Objective:
Using the listing below, report all lines holding the word "base".
======== Exercise input
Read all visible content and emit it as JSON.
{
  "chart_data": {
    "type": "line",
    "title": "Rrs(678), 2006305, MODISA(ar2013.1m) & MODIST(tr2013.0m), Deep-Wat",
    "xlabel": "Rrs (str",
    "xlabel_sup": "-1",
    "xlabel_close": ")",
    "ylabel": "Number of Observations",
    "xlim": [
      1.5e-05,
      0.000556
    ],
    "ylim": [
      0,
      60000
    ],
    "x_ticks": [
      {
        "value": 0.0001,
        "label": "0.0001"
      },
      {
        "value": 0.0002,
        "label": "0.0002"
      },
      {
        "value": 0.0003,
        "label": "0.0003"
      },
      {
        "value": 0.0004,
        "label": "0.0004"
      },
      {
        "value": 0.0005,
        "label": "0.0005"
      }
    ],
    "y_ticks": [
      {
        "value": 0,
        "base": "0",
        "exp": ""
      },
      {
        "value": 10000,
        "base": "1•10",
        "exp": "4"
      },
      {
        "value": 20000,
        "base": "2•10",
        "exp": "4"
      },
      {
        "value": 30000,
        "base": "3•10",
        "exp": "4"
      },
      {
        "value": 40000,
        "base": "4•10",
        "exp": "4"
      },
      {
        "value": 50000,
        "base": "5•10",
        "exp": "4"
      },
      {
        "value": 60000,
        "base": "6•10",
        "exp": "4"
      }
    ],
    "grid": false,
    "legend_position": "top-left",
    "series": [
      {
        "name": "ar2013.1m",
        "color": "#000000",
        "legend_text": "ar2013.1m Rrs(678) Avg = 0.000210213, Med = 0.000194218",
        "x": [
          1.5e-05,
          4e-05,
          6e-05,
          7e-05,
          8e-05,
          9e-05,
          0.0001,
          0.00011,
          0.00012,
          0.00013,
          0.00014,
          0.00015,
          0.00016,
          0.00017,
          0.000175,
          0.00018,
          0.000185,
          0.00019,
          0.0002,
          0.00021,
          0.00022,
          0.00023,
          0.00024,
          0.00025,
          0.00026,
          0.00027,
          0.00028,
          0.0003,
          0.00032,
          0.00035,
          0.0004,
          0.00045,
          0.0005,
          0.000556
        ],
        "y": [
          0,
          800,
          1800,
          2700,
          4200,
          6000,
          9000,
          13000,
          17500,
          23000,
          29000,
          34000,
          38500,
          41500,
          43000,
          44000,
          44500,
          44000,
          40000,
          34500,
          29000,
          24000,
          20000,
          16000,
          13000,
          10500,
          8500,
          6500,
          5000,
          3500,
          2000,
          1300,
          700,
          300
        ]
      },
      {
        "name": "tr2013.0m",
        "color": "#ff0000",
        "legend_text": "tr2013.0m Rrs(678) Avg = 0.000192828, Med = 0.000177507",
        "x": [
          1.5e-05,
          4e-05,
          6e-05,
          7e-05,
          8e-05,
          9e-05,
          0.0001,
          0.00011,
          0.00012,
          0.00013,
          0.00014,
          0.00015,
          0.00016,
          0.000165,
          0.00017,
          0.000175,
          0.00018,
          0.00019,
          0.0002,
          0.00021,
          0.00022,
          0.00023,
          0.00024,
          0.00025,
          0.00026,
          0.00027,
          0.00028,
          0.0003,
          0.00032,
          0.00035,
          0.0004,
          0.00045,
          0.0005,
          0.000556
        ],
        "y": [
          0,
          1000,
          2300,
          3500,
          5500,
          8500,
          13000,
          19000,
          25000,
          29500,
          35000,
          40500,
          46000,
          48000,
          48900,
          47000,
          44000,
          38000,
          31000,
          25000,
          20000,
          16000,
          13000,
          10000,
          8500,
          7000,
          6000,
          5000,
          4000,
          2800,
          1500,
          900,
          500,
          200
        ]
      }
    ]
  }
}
================
Problem solution:
        "base": "0",
        "base": "1•10",
        "base": "2•10",
        "base": "3•10",
        "base": "4•10",
        "base": "5•10",
        "base": "6•10",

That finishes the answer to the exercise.